§ What is being asked
Your answer should be a single number: the count of lines holding the word "avec".

§ Data supplied
* Begin *

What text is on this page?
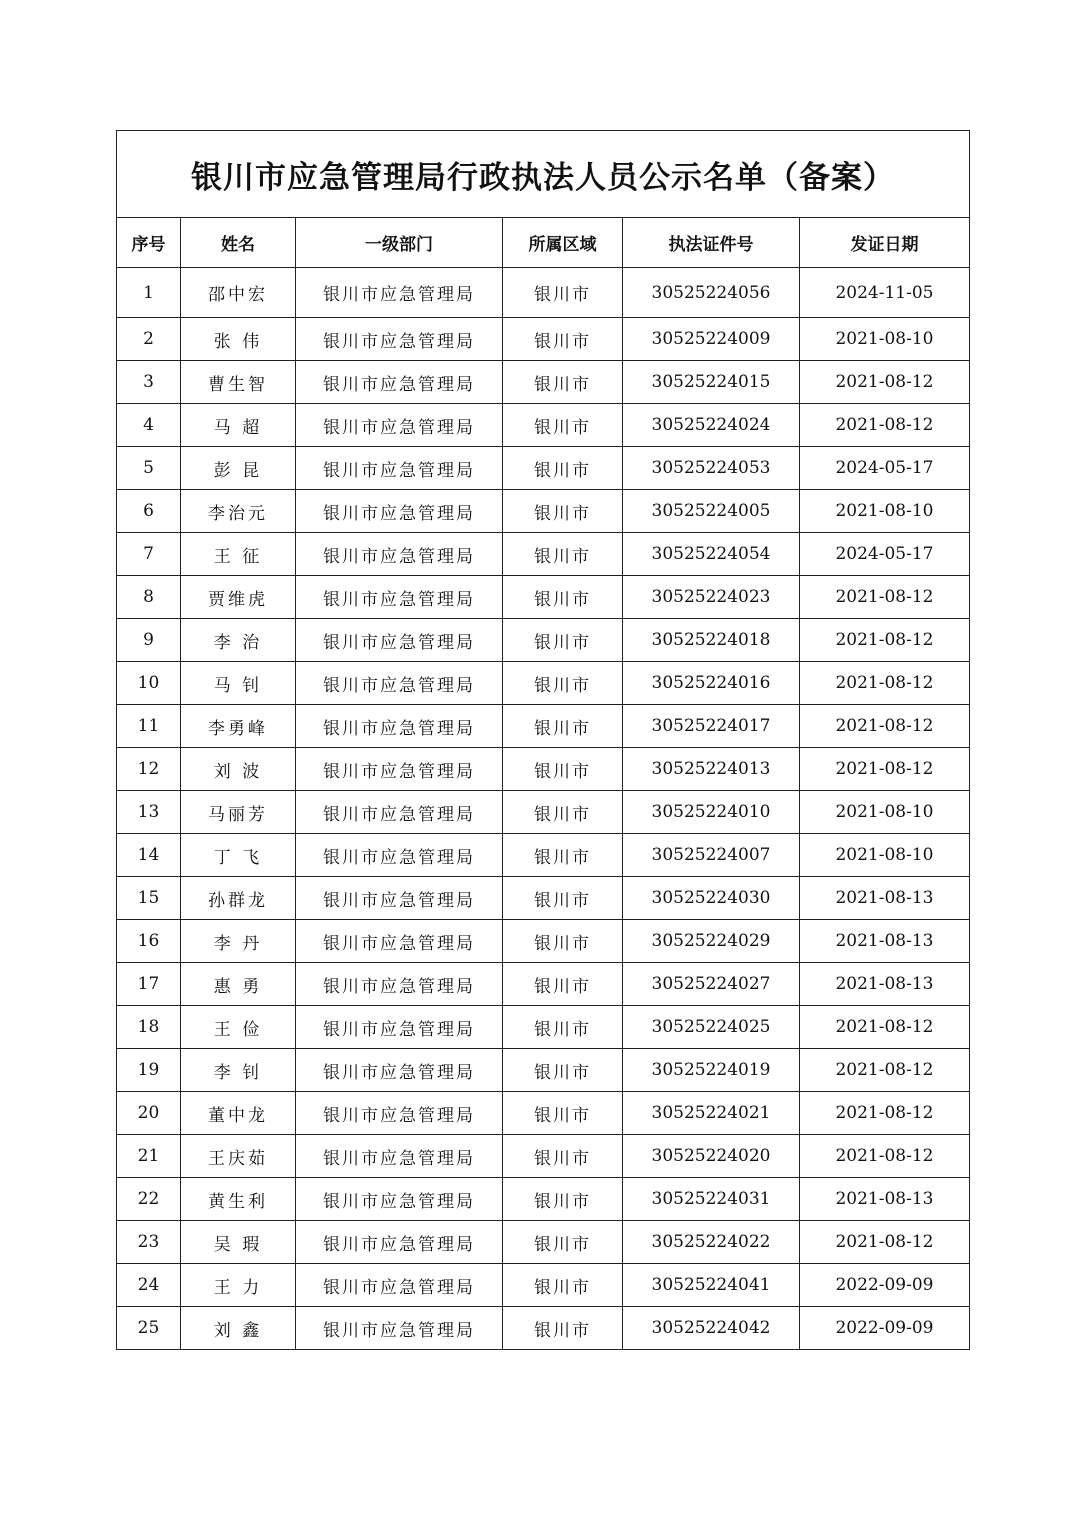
银川市应急管理局行政执法人员公示名单（备案）					
序号	姓名	一级部门	所属区域	执法证件号	发证日期
1	邵中宏	银川市应急管理局	银川市	30525224056	2024-11-05
2	张 伟	银川市应急管理局	银川市	30525224009	2021-08-10
3	曹生智	银川市应急管理局	银川市	30525224015	2021-08-12
4	马 超	银川市应急管理局	银川市	30525224024	2021-08-12
5	彭 昆	银川市应急管理局	银川市	30525224053	2024-05-17
6	李治元	银川市应急管理局	银川市	30525224005	2021-08-10
7	王 征	银川市应急管理局	银川市	30525224054	2024-05-17
8	贾维虎	银川市应急管理局	银川市	30525224023	2021-08-12
9	李 治	银川市应急管理局	银川市	30525224018	2021-08-12
10	马 钊	银川市应急管理局	银川市	30525224016	2021-08-12
11	李勇峰	银川市应急管理局	银川市	30525224017	2021-08-12
12	刘 波	银川市应急管理局	银川市	30525224013	2021-08-12
13	马丽芳	银川市应急管理局	银川市	30525224010	2021-08-10
14	丁 飞	银川市应急管理局	银川市	30525224007	2021-08-10
15	孙群龙	银川市应急管理局	银川市	30525224030	2021-08-13
16	李 丹	银川市应急管理局	银川市	30525224029	2021-08-13
17	惠 勇	银川市应急管理局	银川市	30525224027	2021-08-13
18	王 俭	银川市应急管理局	银川市	30525224025	2021-08-12
19	李 钊	银川市应急管理局	银川市	30525224019	2021-08-12
20	董中龙	银川市应急管理局	银川市	30525224021	2021-08-12
21	王庆茹	银川市应急管理局	银川市	30525224020	2021-08-12
22	黄生利	银川市应急管理局	银川市	30525224031	2021-08-13
23	吴 瑕	银川市应急管理局	银川市	30525224022	2021-08-12
24	王 力	银川市应急管理局	银川市	30525224041	2022-09-09
25	刘 鑫	银川市应急管理局	银川市	30525224042	2022-09-09
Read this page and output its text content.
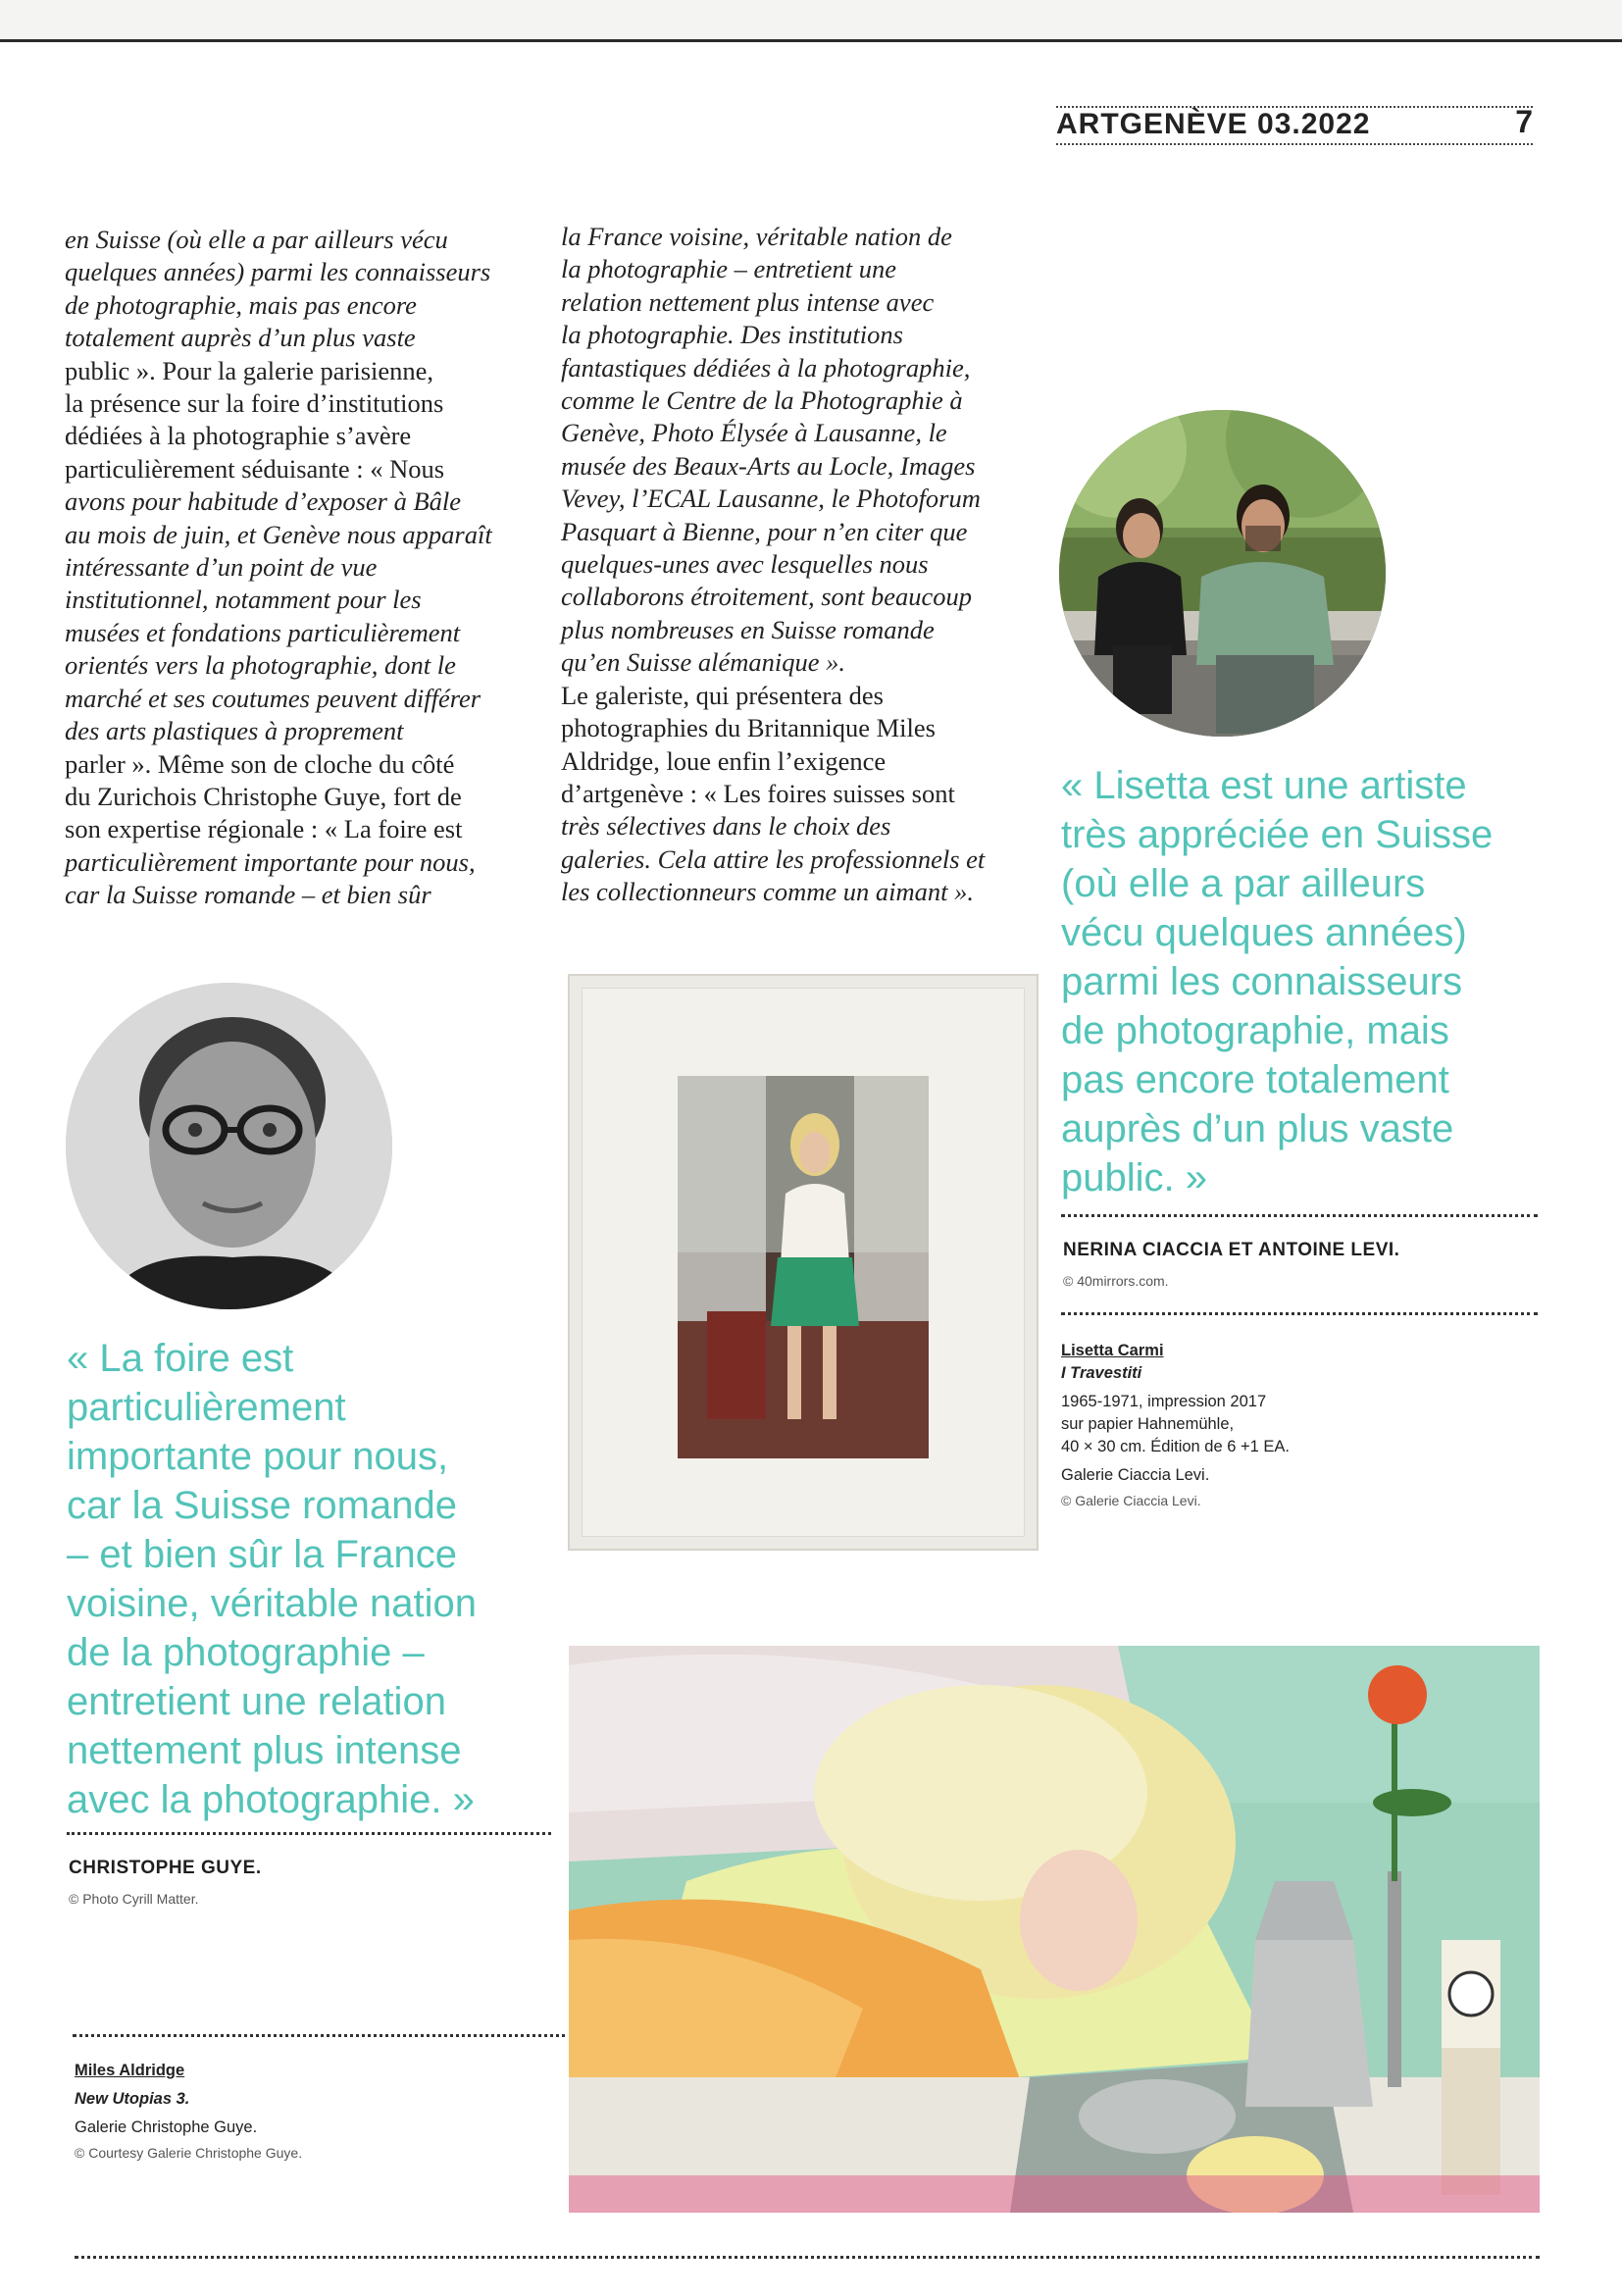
ARTGENÈVE 03.2022	7

en Suisse (où elle a par ailleurs vécu

quelques années) parmi les connaisseurs

de photographie, mais pas encore

totalement auprès d’un plus vaste

public ». Pour la galerie parisienne,

la présence sur la foire d’institutions

dédiées à la photographie s’avère

particulièrement séduisante : « Nous

avons pour habitude d’exposer à Bâle

au mois de juin, et Genève nous apparaît

intéressante d’un point de vue

institutionnel, notamment pour les

musées et fondations particulièrement

orientés vers la photographie, dont le

marché et ses coutumes peuvent différer

des arts plastiques à proprement

parler ». Même son de cloche du côté

du Zurichois Christophe Guye, fort de

son expertise régionale : « La foire est

particulièrement importante pour nous,

car la Suisse romande – et bien sûr

la France voisine, véritable nation de

la photographie – entretient une

relation nettement plus intense avec

la photographie. Des institutions

fantastiques dédiées à la photographie,

comme le Centre de la Photographie à

Genève, Photo Élysée à Lausanne, le

musée des Beaux-Arts au Locle, Images

Vevey, l’ECAL Lausanne, le Photoforum

Pasquart à Bienne, pour n’en citer que

quelques-unes avec lesquelles nous

collaborons étroitement, sont beaucoup

plus nombreuses en Suisse romande

qu’en Suisse alémanique ».

Le galeriste, qui présentera des

photographies du Britannique Miles

Aldridge, loue enfin l’exigence

d’artgenève : « Les foires suisses sont

très sélectives dans le choix des

galeries. Cela attire les professionnels et

les collectionneurs comme un aimant ».

« Lisetta est une artiste
très appréciée en Suisse
(où elle a par ailleurs
vécu quelques années)
parmi les connaisseurs
de photographie, mais
pas encore totalement
auprès d’un plus vaste
public. »
NERINA CIACCIA ET ANTOINE LEVI.
© 40mirrors.com.
Lisetta Carmi
I Travestiti
1965-1971, impression 2017
sur papier Hahnemühle,
40 × 30 cm. Édition de 6 +1 EA.
Galerie Ciaccia Levi.
© Galerie Ciaccia Levi.
« La foire est
particulièrement
importante pour nous,
car la Suisse romande
– et bien sûr la France
voisine, véritable nation
de la photographie –
entretient une relation
nettement plus intense
avec la photographie. »
CHRISTOPHE GUYE.
© Photo Cyrill Matter.
Miles Aldridge
New Utopias 3.
Galerie Christophe Guye.
© Courtesy Galerie Christophe Guye.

* End *

§ Answer below
3